» EXERCISE DETAILS: Below is some material; transcribe all of it exactly.

» DATA EXCERPTS:
>> BEGIN
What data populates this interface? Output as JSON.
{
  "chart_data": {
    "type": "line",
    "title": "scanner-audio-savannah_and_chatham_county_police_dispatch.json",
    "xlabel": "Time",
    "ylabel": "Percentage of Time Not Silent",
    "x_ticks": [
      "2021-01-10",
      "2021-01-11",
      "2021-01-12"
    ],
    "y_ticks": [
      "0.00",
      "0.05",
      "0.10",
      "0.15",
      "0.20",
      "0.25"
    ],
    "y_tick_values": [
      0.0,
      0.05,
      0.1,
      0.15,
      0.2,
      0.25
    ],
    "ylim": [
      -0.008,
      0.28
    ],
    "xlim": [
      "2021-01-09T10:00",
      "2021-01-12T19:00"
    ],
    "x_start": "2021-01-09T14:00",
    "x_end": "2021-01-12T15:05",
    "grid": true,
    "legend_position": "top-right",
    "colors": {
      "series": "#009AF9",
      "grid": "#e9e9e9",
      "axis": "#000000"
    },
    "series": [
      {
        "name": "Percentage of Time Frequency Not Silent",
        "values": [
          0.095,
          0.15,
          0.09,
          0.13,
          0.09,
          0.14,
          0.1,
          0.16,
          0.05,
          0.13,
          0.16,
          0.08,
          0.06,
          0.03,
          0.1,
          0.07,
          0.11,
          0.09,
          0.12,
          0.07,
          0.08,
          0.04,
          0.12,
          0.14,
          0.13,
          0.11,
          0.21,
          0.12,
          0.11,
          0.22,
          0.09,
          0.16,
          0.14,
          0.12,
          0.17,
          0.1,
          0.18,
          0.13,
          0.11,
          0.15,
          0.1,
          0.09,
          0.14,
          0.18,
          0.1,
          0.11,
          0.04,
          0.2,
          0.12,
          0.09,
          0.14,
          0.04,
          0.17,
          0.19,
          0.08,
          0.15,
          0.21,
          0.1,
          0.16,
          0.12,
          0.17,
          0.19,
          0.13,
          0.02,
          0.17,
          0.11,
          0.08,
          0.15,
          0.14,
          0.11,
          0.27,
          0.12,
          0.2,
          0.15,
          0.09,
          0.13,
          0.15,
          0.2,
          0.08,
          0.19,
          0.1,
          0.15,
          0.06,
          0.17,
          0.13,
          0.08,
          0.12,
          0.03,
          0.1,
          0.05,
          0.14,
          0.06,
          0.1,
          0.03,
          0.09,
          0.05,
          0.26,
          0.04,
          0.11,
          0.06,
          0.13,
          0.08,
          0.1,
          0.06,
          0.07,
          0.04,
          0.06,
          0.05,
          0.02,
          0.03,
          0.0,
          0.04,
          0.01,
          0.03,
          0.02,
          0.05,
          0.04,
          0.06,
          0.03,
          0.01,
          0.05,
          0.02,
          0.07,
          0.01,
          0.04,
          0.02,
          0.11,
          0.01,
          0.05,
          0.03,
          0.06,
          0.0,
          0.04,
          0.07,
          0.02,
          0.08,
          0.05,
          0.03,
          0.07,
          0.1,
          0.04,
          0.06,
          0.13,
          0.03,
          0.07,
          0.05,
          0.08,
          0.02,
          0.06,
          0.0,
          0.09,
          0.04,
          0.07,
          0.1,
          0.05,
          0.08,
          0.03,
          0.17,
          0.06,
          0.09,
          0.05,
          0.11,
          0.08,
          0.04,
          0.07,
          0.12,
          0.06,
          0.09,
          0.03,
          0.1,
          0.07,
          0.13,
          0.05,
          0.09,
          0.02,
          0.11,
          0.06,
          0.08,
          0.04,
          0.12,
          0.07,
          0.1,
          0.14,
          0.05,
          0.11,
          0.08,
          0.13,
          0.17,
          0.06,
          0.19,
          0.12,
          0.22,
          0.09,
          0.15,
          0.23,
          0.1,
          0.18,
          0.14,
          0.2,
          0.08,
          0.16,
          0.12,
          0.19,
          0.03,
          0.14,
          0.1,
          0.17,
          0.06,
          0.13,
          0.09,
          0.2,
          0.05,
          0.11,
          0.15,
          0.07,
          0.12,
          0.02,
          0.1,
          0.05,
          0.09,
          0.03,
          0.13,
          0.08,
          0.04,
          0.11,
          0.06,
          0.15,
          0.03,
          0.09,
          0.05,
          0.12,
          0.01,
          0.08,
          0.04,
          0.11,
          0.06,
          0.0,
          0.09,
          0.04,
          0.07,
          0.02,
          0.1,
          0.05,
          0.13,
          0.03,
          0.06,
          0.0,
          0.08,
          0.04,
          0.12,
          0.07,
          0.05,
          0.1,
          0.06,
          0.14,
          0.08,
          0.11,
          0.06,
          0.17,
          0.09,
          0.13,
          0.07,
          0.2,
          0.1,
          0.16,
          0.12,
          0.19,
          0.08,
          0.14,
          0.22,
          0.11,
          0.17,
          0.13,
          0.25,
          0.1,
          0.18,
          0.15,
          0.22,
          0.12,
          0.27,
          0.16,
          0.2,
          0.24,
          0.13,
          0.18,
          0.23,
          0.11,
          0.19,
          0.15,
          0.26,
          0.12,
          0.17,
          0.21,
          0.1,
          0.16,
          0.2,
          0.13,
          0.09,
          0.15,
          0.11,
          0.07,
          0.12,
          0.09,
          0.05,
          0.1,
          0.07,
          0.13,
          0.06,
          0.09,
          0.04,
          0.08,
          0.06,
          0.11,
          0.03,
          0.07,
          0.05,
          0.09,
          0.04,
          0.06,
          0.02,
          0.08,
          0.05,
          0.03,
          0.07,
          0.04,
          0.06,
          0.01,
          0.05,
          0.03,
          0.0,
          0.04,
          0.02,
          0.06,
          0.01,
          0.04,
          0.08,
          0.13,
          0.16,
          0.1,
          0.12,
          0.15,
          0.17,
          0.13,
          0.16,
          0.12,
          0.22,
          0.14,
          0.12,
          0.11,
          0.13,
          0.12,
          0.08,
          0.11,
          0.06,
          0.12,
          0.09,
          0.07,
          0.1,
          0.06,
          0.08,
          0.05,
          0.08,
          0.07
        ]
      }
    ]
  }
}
>> END
» ANSWER:
What data populates this interface? Output as JSON.
{
  "chart_data": {
    "type": "line",
    "title": "scanner-audio-savannah_and_chatham_county_police_dispatch.json",
    "xlabel": "Time",
    "ylabel": "Percentage of Time Not Silent",
    "x_ticks": [
      "2021-01-10",
      "2021-01-11",
      "2021-01-12"
    ],
    "y_ticks": [
      "0.00",
      "0.05",
      "0.10",
      "0.15",
      "0.20",
      "0.25"
    ],
    "y_tick_values": [
      0.0,
      0.05,
      0.1,
      0.15,
      0.2,
      0.25
    ],
    "ylim": [
      -0.008,
      0.28
    ],
    "xlim": [
      "2021-01-09T10:00",
      "2021-01-12T19:00"
    ],
    "x_start": "2021-01-09T14:00",
    "x_end": "2021-01-12T15:05",
    "grid": true,
    "legend_position": "top-right",
    "colors": {
      "series": "#009AF9",
      "grid": "#e9e9e9",
      "axis": "#000000"
    },
    "series": [
      {
        "name": "Percentage of Time Frequency Not Silent",
        "values": [
          0.095,
          0.15,
          0.09,
          0.13,
          0.09,
          0.14,
          0.1,
          0.16,
          0.05,
          0.13,
          0.16,
          0.08,
          0.06,
          0.03,
          0.1,
          0.07,
          0.11,
          0.09,
          0.12,
          0.07,
          0.08,
          0.04,
          0.12,
          0.14,
          0.13,
          0.11,
          0.21,
          0.12,
          0.11,
          0.22,
          0.09,
          0.16,
          0.14,
          0.12,
          0.17,
          0.1,
          0.18,
          0.13,
          0.11,
          0.15,
          0.1,
          0.09,
          0.14,
          0.18,
          0.1,
          0.11,
          0.04,
          0.2,
          0.12,
          0.09,
          0.14,
          0.04,
          0.17,
          0.19,
          0.08,
          0.15,
          0.21,
          0.1,
          0.16,
          0.12,
          0.17,
          0.19,
          0.13,
          0.02,
          0.17,
          0.11,
          0.08,
          0.15,
          0.14,
          0.11,
          0.27,
          0.12,
          0.2,
          0.15,
          0.09,
          0.13,
          0.15,
          0.2,
          0.08,
          0.19,
          0.1,
          0.15,
          0.06,
          0.17,
          0.13,
          0.08,
          0.12,
          0.03,
          0.1,
          0.05,
          0.14,
          0.06,
          0.1,
          0.03,
          0.09,
          0.05,
          0.26,
          0.04,
          0.11,
          0.06,
          0.13,
          0.08,
          0.1,
          0.06,
          0.07,
          0.04,
          0.06,
          0.05,
          0.02,
          0.03,
          0.0,
          0.04,
          0.01,
          0.03,
          0.02,
          0.05,
          0.04,
          0.06,
          0.03,
          0.01,
          0.05,
          0.02,
          0.07,
          0.01,
          0.04,
          0.02,
          0.11,
          0.01,
          0.05,
          0.03,
          0.06,
          0.0,
          0.04,
          0.07,
          0.02,
          0.08,
          0.05,
          0.03,
          0.07,
          0.1,
          0.04,
          0.06,
          0.13,
          0.03,
          0.07,
          0.05,
          0.08,
          0.02,
          0.06,
          0.0,
          0.09,
          0.04,
          0.07,
          0.1,
          0.05,
          0.08,
          0.03,
          0.17,
          0.06,
          0.09,
          0.05,
          0.11,
          0.08,
          0.04,
          0.07,
          0.12,
          0.06,
          0.09,
          0.03,
          0.1,
          0.07,
          0.13,
          0.05,
          0.09,
          0.02,
          0.11,
          0.06,
          0.08,
          0.04,
          0.12,
          0.07,
          0.1,
          0.14,
          0.05,
          0.11,
          0.08,
          0.13,
          0.17,
          0.06,
          0.19,
          0.12,
          0.22,
          0.09,
          0.15,
          0.23,
          0.1,
          0.18,
          0.14,
          0.2,
          0.08,
          0.16,
          0.12,
          0.19,
          0.03,
          0.14,
          0.1,
          0.17,
          0.06,
          0.13,
          0.09,
          0.2,
          0.05,
          0.11,
          0.15,
          0.07,
          0.12,
          0.02,
          0.1,
          0.05,
          0.09,
          0.03,
          0.13,
          0.08,
          0.04,
          0.11,
          0.06,
          0.15,
          0.03,
          0.09,
          0.05,
          0.12,
          0.01,
          0.08,
          0.04,
          0.11,
          0.06,
          0.0,
          0.09,
          0.04,
          0.07,
          0.02,
          0.1,
          0.05,
          0.13,
          0.03,
          0.06,
          0.0,
          0.08,
          0.04,
          0.12,
          0.07,
          0.05,
          0.1,
          0.06,
          0.14,
          0.08,
          0.11,
          0.06,
          0.17,
          0.09,
          0.13,
          0.07,
          0.2,
          0.1,
          0.16,
          0.12,
          0.19,
          0.08,
          0.14,
          0.22,
          0.11,
          0.17,
          0.13,
          0.25,
          0.1,
          0.18,
          0.15,
          0.22,
          0.12,
          0.27,
          0.16,
          0.2,
          0.24,
          0.13,
          0.18,
          0.23,
          0.11,
          0.19,
          0.15,
          0.26,
          0.12,
          0.17,
          0.21,
          0.1,
          0.16,
          0.2,
          0.13,
          0.09,
          0.15,
          0.11,
          0.07,
          0.12,
          0.09,
          0.05,
          0.1,
          0.07,
          0.13,
          0.06,
          0.09,
          0.04,
          0.08,
          0.06,
          0.11,
          0.03,
          0.07,
          0.05,
          0.09,
          0.04,
          0.06,
          0.02,
          0.08,
          0.05,
          0.03,
          0.07,
          0.04,
          0.06,
          0.01,
          0.05,
          0.03,
          0.0,
          0.04,
          0.02,
          0.06,
          0.01,
          0.04,
          0.08,
          0.13,
          0.16,
          0.1,
          0.12,
          0.15,
          0.17,
          0.13,
          0.16,
          0.12,
          0.22,
          0.14,
          0.12,
          0.11,
          0.13,
          0.12,
          0.08,
          0.11,
          0.06,
          0.12,
          0.09,
          0.07,
          0.1,
          0.06,
          0.08,
          0.05,
          0.08,
          0.07
        ]
      }
    ]
  }
}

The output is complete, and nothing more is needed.